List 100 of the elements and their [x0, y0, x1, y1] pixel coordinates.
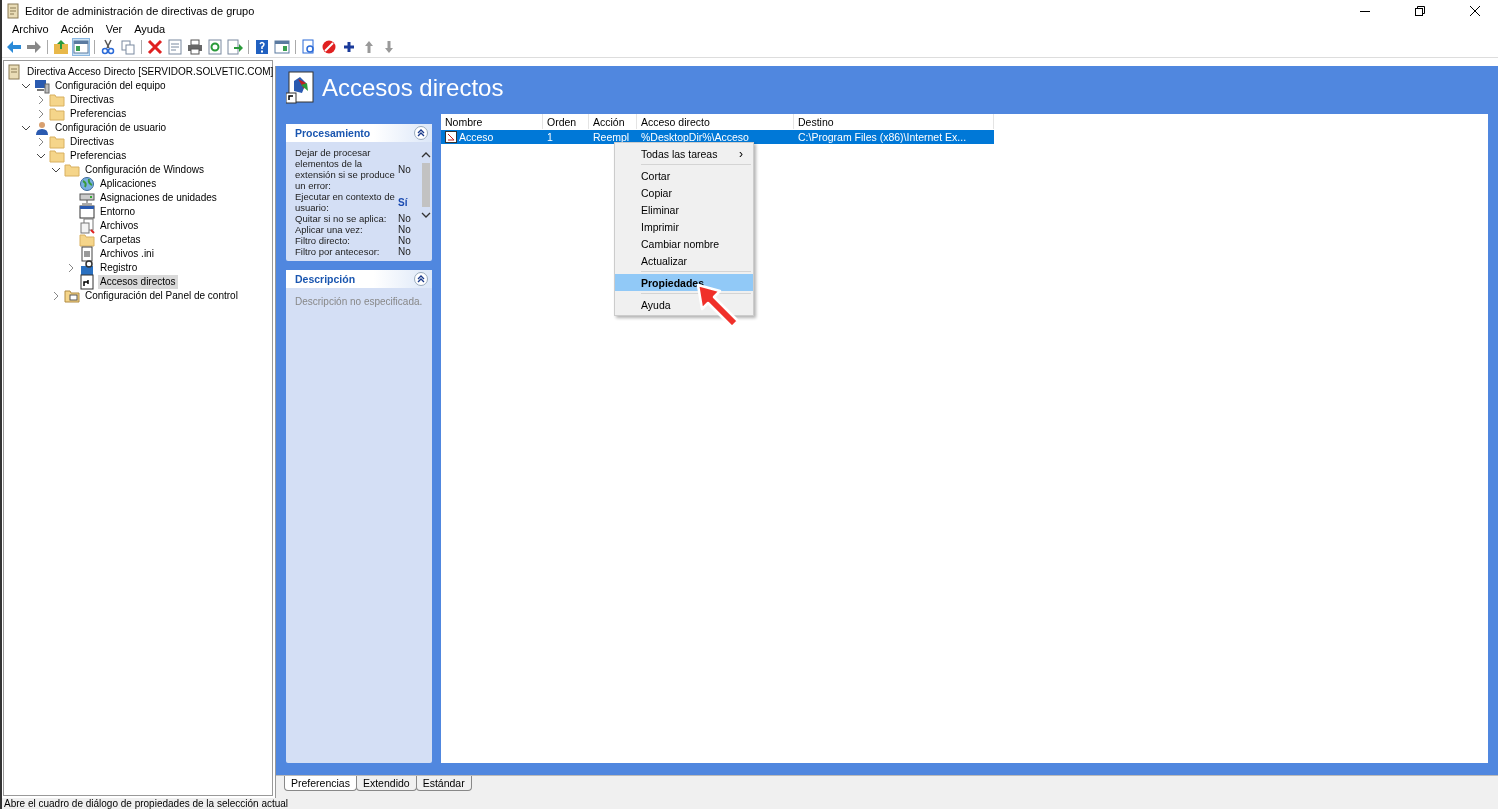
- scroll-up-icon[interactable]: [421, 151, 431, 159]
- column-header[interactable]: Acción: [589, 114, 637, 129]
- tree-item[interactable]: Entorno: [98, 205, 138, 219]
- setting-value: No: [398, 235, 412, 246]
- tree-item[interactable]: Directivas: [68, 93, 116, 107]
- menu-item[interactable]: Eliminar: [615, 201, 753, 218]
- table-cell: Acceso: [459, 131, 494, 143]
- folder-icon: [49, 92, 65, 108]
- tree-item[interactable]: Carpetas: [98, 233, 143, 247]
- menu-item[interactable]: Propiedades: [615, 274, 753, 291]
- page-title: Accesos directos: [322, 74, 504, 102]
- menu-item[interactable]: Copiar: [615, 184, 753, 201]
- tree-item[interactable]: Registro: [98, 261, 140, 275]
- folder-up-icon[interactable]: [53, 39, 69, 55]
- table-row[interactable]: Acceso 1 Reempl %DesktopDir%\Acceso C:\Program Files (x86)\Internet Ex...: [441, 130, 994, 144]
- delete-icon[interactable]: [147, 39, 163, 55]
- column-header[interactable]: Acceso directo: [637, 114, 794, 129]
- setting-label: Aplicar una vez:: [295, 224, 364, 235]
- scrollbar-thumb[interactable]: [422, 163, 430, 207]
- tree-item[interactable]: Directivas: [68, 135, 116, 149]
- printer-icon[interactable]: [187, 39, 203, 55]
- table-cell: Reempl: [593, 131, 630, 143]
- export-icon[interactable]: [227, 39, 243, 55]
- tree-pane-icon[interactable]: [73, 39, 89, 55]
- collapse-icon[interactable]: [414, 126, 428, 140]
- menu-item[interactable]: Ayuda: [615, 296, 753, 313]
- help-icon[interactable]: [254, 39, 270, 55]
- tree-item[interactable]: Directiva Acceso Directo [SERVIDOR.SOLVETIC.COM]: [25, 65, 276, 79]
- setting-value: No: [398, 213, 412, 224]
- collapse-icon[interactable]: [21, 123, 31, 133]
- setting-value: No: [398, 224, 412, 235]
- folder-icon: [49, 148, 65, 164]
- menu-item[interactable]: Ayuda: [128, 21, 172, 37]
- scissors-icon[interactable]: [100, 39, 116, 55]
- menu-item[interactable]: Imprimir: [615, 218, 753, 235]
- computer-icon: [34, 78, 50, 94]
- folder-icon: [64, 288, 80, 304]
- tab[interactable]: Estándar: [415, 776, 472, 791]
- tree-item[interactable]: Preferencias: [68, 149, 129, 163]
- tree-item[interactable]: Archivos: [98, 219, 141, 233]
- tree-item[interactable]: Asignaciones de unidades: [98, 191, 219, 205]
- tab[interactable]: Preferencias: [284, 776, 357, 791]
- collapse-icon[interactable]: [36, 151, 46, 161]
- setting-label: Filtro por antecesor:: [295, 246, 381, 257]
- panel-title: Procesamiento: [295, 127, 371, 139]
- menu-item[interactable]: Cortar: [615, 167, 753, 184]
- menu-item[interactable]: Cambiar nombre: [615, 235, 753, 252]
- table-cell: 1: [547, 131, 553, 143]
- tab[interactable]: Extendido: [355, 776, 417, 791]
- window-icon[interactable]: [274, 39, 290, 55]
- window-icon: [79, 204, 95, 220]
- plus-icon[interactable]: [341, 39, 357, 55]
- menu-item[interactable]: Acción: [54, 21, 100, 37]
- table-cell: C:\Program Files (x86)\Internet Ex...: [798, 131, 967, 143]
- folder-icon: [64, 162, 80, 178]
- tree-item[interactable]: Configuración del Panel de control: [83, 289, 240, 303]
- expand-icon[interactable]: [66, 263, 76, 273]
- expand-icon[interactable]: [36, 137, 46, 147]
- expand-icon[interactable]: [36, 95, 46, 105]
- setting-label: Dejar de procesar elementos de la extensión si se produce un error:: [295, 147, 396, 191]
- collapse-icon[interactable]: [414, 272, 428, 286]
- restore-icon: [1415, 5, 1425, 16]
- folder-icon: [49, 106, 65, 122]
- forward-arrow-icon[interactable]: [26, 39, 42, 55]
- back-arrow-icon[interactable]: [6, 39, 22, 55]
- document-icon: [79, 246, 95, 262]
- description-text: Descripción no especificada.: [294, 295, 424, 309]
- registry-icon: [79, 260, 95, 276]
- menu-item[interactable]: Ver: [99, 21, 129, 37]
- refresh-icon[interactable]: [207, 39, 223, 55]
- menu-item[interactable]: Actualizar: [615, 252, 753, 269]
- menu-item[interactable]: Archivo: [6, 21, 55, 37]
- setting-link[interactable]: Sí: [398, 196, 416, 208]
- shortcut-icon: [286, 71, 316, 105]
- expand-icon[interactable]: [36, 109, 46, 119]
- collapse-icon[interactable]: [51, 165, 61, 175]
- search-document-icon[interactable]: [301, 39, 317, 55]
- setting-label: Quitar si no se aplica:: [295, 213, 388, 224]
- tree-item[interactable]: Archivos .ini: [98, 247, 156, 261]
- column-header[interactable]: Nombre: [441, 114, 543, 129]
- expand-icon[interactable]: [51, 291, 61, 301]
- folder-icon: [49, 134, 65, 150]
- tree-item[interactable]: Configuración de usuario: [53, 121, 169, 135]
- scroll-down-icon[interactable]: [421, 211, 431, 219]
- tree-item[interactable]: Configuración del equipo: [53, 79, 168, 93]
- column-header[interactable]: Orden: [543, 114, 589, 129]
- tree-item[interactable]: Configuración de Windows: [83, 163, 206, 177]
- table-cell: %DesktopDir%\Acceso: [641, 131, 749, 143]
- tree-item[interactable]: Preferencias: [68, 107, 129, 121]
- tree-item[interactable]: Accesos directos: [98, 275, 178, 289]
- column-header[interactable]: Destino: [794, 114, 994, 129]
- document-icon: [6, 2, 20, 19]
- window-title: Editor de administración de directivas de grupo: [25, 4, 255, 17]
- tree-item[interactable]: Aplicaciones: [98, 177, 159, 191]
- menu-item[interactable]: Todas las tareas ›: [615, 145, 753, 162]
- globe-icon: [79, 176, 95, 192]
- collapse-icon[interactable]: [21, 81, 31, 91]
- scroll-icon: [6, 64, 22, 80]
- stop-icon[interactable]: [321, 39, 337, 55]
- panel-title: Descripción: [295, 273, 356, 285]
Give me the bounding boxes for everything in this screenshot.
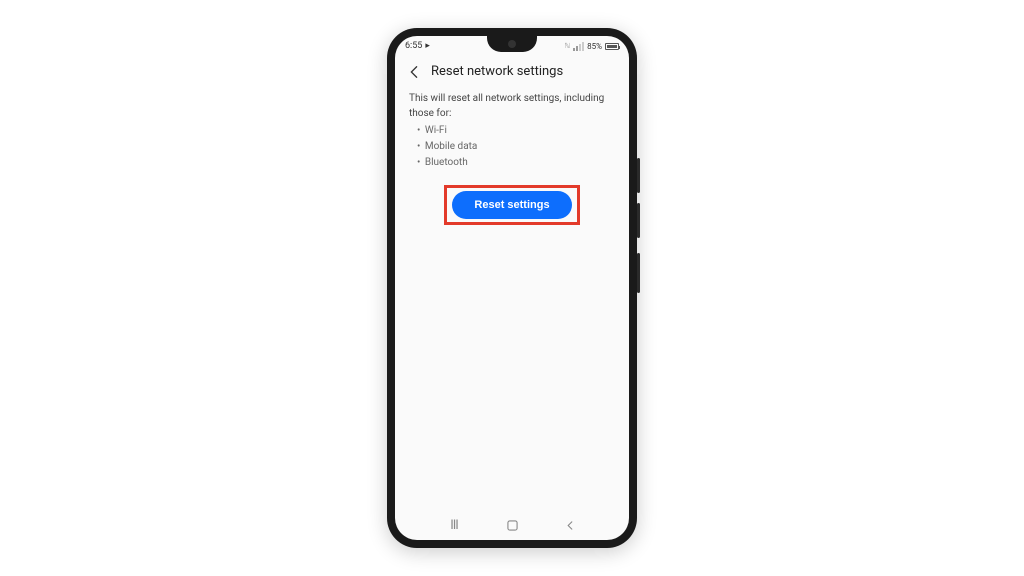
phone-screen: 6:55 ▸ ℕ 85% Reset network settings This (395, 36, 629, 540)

####################

> _YOUR INSTRUCTIONS_
Put every line of the items above into a Markdown table with a Row column for the row number and a Text column for the line, skipping blank lines. Leave the pictures out.

> _THE COMPLETED TASK_
| Row | Text |
|---|---|
| 1 | List 100 of the elements and their [x0, y0, x1, y1] pixel coordinates. |
| 2 | - scroll-up-icon[interactable]: [421, 151, 431, 159] |
| 3 | - column-header[interactable]: Acción: [589, 114, 637, 129] |
| 4 | - tree-item[interactable]: Entorno: [98, 205, 138, 219] |
| 5 | - setting-value: No: [398, 235, 412, 246] |
| 6 | - tree-item[interactable]: Directivas: [68, 93, 116, 107] |
| 7 | - menu-item[interactable]: Eliminar: [615, 201, 753, 218] |
| 8 | - table-cell: Acceso: [459, 131, 494, 143] |
| 9 | - folder-icon: [49, 92, 65, 108] |
| 10 | - tree-item[interactable]: Carpetas: [98, 233, 143, 247] |
| 11 | - menu-item[interactable]: Propiedades: [615, 274, 753, 291] |
| 12 | - page-title: Accesos directos: [322, 74, 504, 102] |
| 13 | - menu-item[interactable]: Copiar: [615, 184, 753, 201] |
| 14 | - tree-item[interactable]: Registro: [98, 261, 140, 275] |
| 15 | - folder-up-icon[interactable]: [53, 39, 69, 55] |
| 16 | - table-row[interactable]: Acceso 1 Reempl %DesktopDir%\Acceso C:\Program Files (x86)\Internet Ex...: [441, 130, 994, 144] |
| 17 | - delete-icon[interactable]: [147, 39, 163, 55] |
| 18 | - column-header[interactable]: Acceso directo: [637, 114, 794, 129] |
| 19 | - setting-label: Aplicar una vez:: [295, 224, 364, 235] |
| 20 | - scrollbar-thumb[interactable]: [422, 163, 430, 207] |
| 21 | - tree-item[interactable]: Directivas: [68, 135, 116, 149] |
| 22 | - printer-icon[interactable]: [187, 39, 203, 55] |
| 23 | - table-cell: Reempl: [593, 131, 630, 143] |
| 24 | - export-icon[interactable]: [227, 39, 243, 55] |
| 25 | - tree-pane-icon[interactable]: [73, 39, 89, 55] |
| 26 | - collapse-icon[interactable]: [414, 126, 428, 140] |
| 27 | - menu-item[interactable]: Ayuda: [615, 296, 753, 313] |
| 28 | - help-icon[interactable]: [254, 39, 270, 55] |
| 29 | - tree-item[interactable]: Directiva Acceso Directo [SERVIDOR.SOLVETIC.COM]: [25, 65, 276, 79] |
| 30 | - setting-value: No: [398, 213, 412, 224] |
| 31 | - collapse-icon[interactable]: [21, 123, 31, 133] |
| 32 | - setting-value: No: [398, 224, 412, 235] |
| 33 | - folder-icon: [49, 148, 65, 164] |
| 34 | - menu-item[interactable]: Ayuda: [128, 21, 172, 37] |
| 35 | - scissors-icon[interactable]: [100, 39, 116, 55] |
| 36 | - menu-item[interactable]: Imprimir: [615, 218, 753, 235] |
| 37 | - computer-icon: [34, 78, 50, 94] |
| 38 | - folder-icon: [64, 288, 80, 304] |
| 39 | - tab[interactable]: Estándar: [415, 776, 472, 791] |
| 40 | - tree-item[interactable]: Preferencias: [68, 149, 129, 163] |
| 41 | - tree-item[interactable]: Archivos: [98, 219, 141, 233] |
| 42 | - tree-item[interactable]: Asignaciones de unidades: [98, 191, 219, 205] |
| 43 | - tab[interactable]: Preferencias: [284, 776, 357, 791] |
| 44 | - collapse-icon[interactable]: [36, 151, 46, 161] |
| 45 | - setting-label: Filtro por antecesor:: [295, 246, 381, 257] |
| 46 | - panel-title: Procesamiento: [295, 127, 371, 139] |
| 47 | - menu-item[interactable]: Cortar: [615, 167, 753, 184] |
| 48 | - menu-item[interactable]: Cambiar nombre: [615, 235, 753, 252] |
| 49 | - table-cell: 1: [547, 131, 553, 143] |
| 50 | - tab[interactable]: Extendido: [355, 776, 417, 791] |
| 51 | - window-icon[interactable]: [274, 39, 290, 55] |
| 52 | - window-icon: [79, 204, 95, 220] |
| 53 | - plus-icon[interactable]: [341, 39, 357, 55] |
| 54 | - menu-item[interactable]: Acción: [54, 21, 100, 37] |
| 55 | - table-cell: C:\Program Files (x86)\Internet Ex...: [798, 131, 967, 143] |
| 56 | - folder-icon: [64, 162, 80, 178] |
| 57 | - tree-item[interactable]: Configuración del Panel de control: [83, 289, 240, 303] |
| 58 | - expand-icon[interactable]: [66, 263, 76, 273] |
| 59 | - expand-icon[interactable]: [36, 137, 46, 147] |
| 60 | - expand-icon[interactable]: [36, 95, 46, 105] |
| 61 | - setting-label: Dejar de procesar elementos de la extensión si se produce un error:: [295, 147, 396, 191] |
| 62 | - collapse-icon[interactable]: [414, 272, 428, 286] |
| 63 | - restore-icon: [1415, 5, 1425, 16] |
| 64 | - folder-icon: [49, 106, 65, 122] |
| 65 | - forward-arrow-icon[interactable]: [26, 39, 42, 55] |
| 66 | - back-arrow-icon[interactable]: [6, 39, 22, 55] |
| 67 | - document-icon: [79, 246, 95, 262] |
| 68 | - description-text: Descripción no especificada.: [294, 295, 424, 309] |
| 69 | - registry-icon: [79, 260, 95, 276] |
| 70 | - menu-item[interactable]: Ver: [99, 21, 129, 37] |
| 71 | - refresh-icon[interactable]: [207, 39, 223, 55] |
| 72 | - menu-item[interactable]: Actualizar: [615, 252, 753, 269] |
| 73 | - menu-item[interactable]: Archivo: [6, 21, 55, 37] |
| 74 | - setting-link[interactable]: Sí: [398, 196, 416, 208] |
| 75 | - shortcut-icon: [286, 71, 316, 105] |
| 76 | - expand-icon[interactable]: [36, 109, 46, 119] |
| 77 | - collapse-icon[interactable]: [51, 165, 61, 175] |
| 78 | - search-document-icon[interactable]: [301, 39, 317, 55] |
| 79 | - setting-label: Quitar si no se aplica:: [295, 213, 388, 224] |
| 80 | - tree-item[interactable]: Archivos .ini: [98, 247, 156, 261] |
| 81 | - column-header[interactable]: Nombre: [441, 114, 543, 129] |
| 82 | - expand-icon[interactable]: [51, 291, 61, 301] |
| 83 | - folder-icon: [49, 134, 65, 150] |
| 84 | - tree-item[interactable]: Configuración de usuario: [53, 121, 169, 135] |
| 85 | - scroll-down-icon[interactable]: [421, 211, 431, 219] |
| 86 | - tree-item[interactable]: Configuración del equipo: [53, 79, 168, 93] |
| 87 | - column-header[interactable]: Orden: [543, 114, 589, 129] |
| 88 | - tree-item[interactable]: Configuración de Windows: [83, 163, 206, 177] |
| 89 | - table-cell: %DesktopDir%\Acceso: [641, 131, 749, 143] |
| 90 | - tree-item[interactable]: Preferencias: [68, 107, 129, 121] |
| 91 | - tree-item[interactable]: Accesos directos: [98, 275, 178, 289] |
| 92 | - column-header[interactable]: Destino: [794, 114, 994, 129] |
| 93 | - document-icon: [6, 2, 20, 19] |
| 94 | - window-title: Editor de administración de directivas de grupo: [25, 4, 255, 17] |
| 95 | - tree-item[interactable]: Aplicaciones: [98, 177, 159, 191] |
| 96 | - menu-item[interactable]: Todas las tareas ›: [615, 145, 753, 162] |
| 97 | - globe-icon: [79, 176, 95, 192] |
| 98 | - collapse-icon[interactable]: [21, 81, 31, 91] |
| 99 | - scroll-icon: [6, 64, 22, 80] |
| 100 | - stop-icon[interactable]: [321, 39, 337, 55] |
| 101 | - panel-title: Descripción: [295, 273, 356, 285] |
| 102 | Give me the bounding boxes for everything in this screenshot. |
| 103 | phone-screen: 6:55 ▸ ℕ 85% Reset network settings This (395, 36, 629, 540) |